TASK:
Check every line below for the string "Ferriera", and copy the lines that contain it.

ENTRIES:
──────────
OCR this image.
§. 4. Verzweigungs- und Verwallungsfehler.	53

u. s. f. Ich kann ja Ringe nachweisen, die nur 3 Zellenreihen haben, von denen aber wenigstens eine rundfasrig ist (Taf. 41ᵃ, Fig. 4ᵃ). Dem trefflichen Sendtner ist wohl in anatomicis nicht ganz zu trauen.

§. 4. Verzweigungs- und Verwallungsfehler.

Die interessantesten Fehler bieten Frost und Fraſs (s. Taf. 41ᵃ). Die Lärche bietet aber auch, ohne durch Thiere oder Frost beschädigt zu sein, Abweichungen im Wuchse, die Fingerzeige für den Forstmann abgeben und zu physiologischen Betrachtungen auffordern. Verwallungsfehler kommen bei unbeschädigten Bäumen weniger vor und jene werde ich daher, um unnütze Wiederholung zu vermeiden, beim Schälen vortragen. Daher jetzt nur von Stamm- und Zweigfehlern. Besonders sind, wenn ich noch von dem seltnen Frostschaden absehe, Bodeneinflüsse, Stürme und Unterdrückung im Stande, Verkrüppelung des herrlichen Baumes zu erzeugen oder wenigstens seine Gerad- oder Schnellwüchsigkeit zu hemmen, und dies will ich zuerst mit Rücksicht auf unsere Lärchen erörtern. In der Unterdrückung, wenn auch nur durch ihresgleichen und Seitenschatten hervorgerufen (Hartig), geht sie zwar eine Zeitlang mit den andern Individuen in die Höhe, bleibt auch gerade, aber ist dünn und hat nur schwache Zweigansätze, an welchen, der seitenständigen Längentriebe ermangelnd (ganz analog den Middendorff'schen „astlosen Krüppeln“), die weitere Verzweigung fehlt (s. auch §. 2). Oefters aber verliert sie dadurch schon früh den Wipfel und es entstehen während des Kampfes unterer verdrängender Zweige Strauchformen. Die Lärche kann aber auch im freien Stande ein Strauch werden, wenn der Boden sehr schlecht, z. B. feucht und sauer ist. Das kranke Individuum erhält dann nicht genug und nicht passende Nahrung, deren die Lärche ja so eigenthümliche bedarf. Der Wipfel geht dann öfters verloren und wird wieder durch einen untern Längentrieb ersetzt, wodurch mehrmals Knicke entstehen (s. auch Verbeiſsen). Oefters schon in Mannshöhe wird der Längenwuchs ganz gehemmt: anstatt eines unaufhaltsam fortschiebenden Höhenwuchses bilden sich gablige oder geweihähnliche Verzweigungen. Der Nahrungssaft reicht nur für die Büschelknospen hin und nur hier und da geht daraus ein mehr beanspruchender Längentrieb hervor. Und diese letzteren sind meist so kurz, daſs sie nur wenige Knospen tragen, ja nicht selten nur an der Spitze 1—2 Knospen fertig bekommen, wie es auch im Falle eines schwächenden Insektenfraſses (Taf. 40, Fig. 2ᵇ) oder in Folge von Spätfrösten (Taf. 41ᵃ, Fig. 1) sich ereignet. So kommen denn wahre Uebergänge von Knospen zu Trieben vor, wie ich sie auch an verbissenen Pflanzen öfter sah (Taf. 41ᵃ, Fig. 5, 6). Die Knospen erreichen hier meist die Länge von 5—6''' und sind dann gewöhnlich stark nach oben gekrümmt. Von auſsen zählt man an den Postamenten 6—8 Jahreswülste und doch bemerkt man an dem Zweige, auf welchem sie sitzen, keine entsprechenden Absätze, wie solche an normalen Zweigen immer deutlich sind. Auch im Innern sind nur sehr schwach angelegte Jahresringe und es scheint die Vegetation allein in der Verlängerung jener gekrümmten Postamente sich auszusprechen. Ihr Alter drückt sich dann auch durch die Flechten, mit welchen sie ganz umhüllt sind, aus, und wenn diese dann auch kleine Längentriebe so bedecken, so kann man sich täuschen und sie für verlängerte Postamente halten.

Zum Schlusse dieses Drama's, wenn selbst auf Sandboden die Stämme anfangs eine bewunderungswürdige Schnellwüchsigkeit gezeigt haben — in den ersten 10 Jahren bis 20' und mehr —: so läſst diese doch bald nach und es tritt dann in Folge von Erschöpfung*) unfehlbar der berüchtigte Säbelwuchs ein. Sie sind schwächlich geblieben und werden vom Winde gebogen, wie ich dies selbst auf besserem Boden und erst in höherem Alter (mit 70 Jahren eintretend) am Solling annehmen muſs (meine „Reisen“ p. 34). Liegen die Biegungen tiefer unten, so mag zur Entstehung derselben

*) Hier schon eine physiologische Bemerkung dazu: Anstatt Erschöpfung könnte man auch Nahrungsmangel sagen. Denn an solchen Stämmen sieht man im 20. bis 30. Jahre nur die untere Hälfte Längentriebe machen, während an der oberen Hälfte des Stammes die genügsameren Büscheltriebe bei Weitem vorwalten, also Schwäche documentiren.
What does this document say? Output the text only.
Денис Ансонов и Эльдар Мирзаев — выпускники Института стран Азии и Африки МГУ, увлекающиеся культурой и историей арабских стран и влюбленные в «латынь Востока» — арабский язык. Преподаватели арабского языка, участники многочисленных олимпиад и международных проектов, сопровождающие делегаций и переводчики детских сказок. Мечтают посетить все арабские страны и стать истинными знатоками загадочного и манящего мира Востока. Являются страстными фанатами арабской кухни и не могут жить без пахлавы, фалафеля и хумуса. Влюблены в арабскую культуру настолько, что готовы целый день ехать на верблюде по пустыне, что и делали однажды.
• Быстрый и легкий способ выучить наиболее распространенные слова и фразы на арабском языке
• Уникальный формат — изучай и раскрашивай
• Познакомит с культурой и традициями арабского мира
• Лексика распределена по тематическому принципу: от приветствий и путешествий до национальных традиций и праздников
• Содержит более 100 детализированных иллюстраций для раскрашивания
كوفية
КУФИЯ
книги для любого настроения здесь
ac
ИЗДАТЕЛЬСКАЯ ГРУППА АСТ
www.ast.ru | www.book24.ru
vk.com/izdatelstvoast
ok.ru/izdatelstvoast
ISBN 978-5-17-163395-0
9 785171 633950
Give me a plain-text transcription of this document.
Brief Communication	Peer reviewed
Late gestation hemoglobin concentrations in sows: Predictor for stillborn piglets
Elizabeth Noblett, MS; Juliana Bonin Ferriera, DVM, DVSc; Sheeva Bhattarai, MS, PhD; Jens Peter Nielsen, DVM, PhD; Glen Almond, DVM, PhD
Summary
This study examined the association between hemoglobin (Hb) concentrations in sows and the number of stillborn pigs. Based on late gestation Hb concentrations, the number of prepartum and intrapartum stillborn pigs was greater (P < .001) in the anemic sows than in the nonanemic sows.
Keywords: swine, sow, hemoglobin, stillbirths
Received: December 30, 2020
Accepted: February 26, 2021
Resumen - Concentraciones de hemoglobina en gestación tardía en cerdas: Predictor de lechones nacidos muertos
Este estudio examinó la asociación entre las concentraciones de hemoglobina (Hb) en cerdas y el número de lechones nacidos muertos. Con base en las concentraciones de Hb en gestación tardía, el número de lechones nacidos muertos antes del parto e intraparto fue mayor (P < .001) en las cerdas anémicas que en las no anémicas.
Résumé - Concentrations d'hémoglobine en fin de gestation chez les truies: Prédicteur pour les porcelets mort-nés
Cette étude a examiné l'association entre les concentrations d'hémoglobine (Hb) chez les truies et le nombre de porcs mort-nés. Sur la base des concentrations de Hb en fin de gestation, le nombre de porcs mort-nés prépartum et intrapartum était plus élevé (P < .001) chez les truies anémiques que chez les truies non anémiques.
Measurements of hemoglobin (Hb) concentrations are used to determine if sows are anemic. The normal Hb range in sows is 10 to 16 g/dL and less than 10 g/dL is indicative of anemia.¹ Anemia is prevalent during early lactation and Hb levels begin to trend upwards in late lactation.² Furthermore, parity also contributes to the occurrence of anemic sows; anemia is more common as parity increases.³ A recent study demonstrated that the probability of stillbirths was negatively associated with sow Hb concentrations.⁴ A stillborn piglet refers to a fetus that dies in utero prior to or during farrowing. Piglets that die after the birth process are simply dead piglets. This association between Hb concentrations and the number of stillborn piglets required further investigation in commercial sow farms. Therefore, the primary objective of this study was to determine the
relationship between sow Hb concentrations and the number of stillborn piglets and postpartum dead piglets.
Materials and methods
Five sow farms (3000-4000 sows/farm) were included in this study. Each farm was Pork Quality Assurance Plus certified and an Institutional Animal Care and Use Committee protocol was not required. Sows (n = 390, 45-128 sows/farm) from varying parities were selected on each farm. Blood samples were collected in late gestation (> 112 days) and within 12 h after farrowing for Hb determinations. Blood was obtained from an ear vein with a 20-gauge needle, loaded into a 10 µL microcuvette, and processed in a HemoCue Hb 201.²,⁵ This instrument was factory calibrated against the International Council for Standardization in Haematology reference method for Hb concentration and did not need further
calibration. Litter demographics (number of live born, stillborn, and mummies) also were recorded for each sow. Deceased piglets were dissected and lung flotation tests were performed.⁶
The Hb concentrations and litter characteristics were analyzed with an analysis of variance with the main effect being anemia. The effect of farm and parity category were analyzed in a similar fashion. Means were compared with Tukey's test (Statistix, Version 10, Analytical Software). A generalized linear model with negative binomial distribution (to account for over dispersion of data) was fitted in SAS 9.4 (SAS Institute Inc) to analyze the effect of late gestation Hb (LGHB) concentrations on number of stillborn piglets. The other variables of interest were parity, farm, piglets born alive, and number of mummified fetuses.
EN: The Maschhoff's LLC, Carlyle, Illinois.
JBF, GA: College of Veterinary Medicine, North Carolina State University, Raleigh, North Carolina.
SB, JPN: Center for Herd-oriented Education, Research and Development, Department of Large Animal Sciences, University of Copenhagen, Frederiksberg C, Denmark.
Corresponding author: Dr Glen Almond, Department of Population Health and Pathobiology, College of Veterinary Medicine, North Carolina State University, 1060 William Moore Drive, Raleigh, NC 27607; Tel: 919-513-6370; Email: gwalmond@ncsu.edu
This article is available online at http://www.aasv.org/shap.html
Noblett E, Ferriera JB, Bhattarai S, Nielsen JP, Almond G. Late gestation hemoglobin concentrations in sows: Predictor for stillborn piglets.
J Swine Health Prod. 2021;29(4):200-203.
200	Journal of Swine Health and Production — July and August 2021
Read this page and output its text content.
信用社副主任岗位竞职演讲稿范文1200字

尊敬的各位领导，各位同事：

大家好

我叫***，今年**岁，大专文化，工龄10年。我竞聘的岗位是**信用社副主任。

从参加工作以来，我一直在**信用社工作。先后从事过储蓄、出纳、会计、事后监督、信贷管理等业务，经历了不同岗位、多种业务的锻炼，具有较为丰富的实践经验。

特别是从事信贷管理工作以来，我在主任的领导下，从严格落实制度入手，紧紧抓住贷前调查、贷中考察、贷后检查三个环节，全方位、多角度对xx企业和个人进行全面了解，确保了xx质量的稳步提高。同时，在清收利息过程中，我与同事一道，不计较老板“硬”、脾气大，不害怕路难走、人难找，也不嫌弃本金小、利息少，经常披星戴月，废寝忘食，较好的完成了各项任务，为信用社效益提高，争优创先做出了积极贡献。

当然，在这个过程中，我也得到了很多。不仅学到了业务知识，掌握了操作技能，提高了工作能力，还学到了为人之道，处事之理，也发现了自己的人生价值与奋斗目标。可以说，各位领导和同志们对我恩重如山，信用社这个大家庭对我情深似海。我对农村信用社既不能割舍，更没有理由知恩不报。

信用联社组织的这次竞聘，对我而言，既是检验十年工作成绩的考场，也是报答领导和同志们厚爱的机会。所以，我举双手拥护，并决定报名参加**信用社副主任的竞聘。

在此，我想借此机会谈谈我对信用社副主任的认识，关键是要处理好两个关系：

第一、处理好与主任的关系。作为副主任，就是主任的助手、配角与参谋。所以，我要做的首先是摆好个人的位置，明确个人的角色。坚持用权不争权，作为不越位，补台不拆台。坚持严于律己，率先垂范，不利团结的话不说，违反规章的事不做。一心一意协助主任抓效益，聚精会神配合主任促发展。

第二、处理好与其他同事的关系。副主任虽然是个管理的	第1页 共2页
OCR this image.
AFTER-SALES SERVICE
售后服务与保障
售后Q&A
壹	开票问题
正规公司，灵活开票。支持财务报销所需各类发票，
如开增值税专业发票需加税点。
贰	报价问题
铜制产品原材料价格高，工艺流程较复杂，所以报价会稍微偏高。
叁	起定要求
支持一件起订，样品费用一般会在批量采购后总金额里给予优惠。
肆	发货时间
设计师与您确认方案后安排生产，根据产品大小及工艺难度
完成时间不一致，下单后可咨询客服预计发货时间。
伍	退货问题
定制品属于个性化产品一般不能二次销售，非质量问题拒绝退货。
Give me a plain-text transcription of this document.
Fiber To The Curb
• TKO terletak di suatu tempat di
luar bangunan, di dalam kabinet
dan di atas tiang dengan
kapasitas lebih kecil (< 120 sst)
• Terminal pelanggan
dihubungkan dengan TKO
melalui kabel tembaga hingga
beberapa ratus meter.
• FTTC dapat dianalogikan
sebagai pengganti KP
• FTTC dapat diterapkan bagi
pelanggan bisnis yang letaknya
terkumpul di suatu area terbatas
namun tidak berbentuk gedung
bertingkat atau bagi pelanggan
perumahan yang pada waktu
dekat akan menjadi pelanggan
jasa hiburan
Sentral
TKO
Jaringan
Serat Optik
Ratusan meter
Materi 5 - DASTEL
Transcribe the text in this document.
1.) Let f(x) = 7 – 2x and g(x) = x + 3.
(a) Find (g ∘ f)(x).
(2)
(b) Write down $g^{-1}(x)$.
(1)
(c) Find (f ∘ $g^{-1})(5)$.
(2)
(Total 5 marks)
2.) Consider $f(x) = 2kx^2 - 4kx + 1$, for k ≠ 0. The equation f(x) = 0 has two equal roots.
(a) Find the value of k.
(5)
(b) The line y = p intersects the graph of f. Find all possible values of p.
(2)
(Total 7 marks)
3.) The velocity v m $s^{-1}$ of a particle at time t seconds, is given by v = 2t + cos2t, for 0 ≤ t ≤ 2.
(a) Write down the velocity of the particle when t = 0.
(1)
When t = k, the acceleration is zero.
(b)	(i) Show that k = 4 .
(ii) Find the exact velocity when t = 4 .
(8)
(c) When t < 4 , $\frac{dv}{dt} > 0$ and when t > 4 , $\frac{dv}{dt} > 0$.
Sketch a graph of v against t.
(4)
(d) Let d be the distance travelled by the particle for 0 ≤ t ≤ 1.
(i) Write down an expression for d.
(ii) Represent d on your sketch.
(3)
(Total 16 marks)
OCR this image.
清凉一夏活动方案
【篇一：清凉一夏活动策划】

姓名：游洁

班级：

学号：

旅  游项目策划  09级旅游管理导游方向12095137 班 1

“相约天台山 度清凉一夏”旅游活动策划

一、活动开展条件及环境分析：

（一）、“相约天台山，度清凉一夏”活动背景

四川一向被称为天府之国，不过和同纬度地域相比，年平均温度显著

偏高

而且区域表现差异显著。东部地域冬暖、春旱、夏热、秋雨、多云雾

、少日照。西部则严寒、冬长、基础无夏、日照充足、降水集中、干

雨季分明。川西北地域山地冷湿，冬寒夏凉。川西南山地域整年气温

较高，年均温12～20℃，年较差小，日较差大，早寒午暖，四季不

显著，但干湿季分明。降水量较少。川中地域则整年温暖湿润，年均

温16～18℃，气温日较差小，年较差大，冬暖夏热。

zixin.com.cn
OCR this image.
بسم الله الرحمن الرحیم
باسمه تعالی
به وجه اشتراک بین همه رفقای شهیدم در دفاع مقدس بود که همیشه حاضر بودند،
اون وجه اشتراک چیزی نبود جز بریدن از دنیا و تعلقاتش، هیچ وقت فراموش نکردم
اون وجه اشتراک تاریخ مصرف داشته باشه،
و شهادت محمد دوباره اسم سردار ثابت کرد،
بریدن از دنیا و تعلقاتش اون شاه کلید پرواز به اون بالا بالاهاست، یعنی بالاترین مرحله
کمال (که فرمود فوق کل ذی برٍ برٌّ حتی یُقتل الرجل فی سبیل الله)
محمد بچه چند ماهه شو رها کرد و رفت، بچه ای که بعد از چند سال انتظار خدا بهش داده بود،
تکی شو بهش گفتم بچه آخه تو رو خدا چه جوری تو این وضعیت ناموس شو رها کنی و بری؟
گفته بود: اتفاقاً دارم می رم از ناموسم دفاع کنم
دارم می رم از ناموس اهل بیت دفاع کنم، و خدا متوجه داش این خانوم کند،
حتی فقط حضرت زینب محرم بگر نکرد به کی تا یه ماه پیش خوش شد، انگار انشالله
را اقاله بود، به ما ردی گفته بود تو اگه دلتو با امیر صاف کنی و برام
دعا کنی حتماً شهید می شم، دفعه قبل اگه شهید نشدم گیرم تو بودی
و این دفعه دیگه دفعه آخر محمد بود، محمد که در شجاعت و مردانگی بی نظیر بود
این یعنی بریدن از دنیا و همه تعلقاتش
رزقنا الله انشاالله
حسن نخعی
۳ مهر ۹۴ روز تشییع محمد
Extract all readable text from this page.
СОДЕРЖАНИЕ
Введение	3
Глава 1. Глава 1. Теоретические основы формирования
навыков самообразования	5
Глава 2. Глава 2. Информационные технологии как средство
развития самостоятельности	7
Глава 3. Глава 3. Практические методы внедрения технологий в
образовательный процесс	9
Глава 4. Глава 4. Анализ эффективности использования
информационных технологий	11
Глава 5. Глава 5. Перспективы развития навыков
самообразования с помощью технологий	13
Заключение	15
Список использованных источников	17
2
──────────
ANSWER TO THE PROBLEM:
Elizabeth Noblett, MS; Juliana Bonin Ferriera, DVM, DVSc; Sheeva Bhattarai, MS, PhD; Jens Peter Nielsen, DVM, PhD; Glen Almond, DVM, PhD
Noblett E, Ferriera JB, Bhattarai S, Nielsen JP, Almond G. Late gestation hemoglobin concentrations in sows: Predictor for stillborn piglets.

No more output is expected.